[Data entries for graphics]
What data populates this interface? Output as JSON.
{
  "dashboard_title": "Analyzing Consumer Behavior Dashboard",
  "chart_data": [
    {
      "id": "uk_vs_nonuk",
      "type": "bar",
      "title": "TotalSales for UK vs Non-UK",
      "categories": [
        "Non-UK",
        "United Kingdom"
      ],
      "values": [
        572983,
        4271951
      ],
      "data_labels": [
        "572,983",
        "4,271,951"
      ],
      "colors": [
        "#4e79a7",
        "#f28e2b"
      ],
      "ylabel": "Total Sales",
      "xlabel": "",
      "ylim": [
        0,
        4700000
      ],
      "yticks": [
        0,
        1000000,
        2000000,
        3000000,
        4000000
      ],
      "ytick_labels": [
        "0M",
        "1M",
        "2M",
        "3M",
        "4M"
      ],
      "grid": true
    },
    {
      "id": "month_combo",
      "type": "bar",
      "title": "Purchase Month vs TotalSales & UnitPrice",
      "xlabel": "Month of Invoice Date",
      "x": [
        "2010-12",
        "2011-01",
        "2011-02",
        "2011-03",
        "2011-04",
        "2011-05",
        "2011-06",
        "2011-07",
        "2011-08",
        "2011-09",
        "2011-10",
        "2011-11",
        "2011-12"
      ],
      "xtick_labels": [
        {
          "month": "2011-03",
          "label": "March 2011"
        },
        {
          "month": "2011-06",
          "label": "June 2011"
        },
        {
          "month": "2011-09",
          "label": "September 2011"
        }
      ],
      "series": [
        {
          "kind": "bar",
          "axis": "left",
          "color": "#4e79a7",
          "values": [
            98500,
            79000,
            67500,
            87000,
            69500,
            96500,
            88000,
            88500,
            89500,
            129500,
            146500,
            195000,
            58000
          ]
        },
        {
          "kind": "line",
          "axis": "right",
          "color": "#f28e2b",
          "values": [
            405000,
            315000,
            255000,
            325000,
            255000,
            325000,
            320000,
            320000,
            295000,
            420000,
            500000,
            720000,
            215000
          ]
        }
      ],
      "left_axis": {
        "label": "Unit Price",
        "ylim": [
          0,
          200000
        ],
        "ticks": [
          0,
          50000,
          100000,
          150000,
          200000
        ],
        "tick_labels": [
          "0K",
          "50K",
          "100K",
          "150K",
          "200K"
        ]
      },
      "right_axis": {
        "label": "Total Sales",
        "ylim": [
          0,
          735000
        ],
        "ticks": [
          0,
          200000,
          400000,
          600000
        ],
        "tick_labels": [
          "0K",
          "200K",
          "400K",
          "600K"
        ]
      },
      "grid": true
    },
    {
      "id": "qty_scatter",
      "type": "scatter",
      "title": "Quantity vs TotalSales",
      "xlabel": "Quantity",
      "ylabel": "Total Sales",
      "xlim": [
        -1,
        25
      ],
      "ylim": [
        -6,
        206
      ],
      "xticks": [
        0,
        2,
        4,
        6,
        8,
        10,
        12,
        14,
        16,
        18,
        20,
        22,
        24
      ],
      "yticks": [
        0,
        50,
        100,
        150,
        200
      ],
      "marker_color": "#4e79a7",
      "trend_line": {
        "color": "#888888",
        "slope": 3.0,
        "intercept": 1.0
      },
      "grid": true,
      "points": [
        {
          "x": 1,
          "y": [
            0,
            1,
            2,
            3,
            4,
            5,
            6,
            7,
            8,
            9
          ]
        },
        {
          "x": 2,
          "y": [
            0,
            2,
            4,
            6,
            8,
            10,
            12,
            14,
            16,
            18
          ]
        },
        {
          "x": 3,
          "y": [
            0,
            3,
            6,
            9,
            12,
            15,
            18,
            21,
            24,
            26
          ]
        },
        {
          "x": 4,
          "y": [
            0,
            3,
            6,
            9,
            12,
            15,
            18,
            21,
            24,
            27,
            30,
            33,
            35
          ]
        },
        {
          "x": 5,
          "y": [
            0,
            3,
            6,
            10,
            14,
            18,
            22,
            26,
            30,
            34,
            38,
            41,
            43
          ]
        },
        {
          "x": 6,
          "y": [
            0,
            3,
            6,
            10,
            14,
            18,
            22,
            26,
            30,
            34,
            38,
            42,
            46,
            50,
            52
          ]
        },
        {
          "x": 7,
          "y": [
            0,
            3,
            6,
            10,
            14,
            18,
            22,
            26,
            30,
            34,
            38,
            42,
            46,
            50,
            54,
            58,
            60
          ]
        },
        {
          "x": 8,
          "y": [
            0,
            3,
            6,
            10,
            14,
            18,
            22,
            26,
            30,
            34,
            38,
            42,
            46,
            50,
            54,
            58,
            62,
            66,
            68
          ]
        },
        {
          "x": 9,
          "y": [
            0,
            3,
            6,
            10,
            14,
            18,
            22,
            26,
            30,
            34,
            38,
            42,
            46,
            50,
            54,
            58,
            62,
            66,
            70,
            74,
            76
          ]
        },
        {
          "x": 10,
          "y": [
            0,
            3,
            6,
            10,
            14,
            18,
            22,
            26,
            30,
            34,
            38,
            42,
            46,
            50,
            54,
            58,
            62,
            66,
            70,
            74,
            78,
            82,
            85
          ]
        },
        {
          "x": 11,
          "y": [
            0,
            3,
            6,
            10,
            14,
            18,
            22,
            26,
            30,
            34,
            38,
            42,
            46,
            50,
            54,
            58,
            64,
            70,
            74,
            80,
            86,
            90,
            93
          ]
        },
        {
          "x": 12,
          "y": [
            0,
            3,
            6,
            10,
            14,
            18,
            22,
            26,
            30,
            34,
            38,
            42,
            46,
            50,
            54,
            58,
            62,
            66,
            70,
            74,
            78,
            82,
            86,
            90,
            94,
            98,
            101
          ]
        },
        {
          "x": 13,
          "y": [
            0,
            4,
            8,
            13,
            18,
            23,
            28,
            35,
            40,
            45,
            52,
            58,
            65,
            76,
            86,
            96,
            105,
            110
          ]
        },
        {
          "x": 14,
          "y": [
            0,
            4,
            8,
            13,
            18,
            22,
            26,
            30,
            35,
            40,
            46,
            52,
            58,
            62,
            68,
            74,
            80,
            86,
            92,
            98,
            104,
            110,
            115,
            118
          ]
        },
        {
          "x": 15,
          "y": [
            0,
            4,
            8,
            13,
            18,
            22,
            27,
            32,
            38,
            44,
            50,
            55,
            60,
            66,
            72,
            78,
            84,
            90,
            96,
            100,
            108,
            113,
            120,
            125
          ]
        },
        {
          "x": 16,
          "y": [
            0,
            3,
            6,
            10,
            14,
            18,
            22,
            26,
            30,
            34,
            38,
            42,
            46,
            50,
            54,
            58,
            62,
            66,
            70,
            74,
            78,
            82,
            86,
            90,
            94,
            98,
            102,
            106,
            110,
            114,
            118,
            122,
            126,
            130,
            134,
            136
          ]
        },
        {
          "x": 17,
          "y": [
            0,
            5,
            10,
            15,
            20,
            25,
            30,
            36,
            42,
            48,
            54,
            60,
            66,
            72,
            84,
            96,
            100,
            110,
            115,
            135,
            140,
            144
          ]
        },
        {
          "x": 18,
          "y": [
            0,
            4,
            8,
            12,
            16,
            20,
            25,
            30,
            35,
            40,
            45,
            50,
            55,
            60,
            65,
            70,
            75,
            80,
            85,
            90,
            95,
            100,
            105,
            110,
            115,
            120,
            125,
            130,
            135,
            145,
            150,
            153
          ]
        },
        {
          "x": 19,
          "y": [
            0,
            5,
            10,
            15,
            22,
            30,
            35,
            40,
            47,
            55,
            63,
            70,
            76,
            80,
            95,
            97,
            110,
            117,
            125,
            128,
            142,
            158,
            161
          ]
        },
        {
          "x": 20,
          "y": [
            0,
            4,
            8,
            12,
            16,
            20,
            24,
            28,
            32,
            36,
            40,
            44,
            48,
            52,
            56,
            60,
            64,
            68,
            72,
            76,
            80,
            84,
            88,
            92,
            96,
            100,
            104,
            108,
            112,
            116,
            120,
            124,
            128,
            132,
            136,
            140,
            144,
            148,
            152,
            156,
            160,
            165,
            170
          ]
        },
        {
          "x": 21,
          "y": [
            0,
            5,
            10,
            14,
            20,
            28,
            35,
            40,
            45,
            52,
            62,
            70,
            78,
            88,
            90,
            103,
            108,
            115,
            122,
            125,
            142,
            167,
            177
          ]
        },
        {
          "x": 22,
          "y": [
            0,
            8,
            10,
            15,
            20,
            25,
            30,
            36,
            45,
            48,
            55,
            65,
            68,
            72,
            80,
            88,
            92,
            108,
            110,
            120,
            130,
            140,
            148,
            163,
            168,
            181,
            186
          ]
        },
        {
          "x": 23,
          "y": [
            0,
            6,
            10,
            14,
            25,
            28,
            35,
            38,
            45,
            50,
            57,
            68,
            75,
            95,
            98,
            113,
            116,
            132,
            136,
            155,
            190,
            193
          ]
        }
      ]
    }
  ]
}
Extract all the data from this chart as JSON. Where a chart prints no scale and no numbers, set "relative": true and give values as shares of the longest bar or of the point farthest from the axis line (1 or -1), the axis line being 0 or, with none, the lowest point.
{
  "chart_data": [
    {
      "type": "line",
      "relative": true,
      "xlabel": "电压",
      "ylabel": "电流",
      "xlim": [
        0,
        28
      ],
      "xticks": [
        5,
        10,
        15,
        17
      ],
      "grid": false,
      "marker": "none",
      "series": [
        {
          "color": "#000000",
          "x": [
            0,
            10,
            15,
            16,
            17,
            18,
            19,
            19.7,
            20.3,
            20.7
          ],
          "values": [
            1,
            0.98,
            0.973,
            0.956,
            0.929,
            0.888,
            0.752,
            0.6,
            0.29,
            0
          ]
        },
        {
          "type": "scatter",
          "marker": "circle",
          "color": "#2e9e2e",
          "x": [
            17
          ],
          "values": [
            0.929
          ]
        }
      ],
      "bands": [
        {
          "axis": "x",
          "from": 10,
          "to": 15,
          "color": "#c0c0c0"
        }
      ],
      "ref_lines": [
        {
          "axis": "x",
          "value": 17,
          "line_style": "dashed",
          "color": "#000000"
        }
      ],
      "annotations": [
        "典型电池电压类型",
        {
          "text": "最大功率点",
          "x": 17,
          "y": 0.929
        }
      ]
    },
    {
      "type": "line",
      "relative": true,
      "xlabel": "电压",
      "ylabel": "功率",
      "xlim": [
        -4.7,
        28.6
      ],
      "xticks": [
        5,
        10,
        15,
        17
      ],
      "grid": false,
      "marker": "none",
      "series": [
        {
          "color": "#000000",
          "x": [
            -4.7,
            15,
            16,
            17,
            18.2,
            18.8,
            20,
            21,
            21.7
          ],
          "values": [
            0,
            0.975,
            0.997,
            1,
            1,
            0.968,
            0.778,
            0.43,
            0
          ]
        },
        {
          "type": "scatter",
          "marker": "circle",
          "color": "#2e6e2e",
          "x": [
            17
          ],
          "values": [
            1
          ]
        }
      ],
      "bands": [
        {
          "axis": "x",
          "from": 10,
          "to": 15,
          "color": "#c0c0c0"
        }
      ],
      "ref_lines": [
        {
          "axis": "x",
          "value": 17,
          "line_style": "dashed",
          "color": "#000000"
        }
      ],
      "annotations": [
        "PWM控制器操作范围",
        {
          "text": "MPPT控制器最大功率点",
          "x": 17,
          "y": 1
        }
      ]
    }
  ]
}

● **Written exercise**: Find how many lines include the string "JSON" and report that number alone.

● **Full solution**: 2